EXERCISE DIRECTIONS: Each line that holds the word "Tense" counts once; give the total number of such lines and nothing else.

— Begin PROVIDED DATA —

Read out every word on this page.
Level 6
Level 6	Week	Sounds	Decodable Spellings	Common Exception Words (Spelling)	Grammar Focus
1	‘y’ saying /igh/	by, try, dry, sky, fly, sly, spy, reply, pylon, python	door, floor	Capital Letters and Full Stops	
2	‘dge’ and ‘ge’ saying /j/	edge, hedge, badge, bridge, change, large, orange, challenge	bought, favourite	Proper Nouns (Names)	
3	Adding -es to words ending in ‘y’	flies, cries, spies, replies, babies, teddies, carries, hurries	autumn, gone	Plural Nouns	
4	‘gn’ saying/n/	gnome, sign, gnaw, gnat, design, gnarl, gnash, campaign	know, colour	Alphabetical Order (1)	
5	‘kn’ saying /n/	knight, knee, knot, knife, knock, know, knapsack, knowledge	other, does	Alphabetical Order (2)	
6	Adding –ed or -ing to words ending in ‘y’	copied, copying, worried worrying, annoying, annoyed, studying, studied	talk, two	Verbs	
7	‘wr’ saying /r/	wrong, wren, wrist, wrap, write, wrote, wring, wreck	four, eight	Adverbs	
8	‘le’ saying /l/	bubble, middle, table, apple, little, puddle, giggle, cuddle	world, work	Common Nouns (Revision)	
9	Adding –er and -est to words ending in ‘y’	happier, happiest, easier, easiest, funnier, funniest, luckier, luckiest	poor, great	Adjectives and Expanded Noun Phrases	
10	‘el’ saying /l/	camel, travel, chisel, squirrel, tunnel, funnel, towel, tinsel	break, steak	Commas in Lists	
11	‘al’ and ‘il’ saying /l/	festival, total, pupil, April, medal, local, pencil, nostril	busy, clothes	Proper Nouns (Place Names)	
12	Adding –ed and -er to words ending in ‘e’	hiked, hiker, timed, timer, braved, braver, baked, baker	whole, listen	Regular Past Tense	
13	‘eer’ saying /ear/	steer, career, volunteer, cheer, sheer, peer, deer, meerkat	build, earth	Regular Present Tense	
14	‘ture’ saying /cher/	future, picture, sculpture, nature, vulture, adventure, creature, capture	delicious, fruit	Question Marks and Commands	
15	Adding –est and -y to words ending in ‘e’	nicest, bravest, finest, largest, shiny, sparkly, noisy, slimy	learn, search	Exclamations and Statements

— End PROVIDED DATA —

CORRECT RESPONSE: 2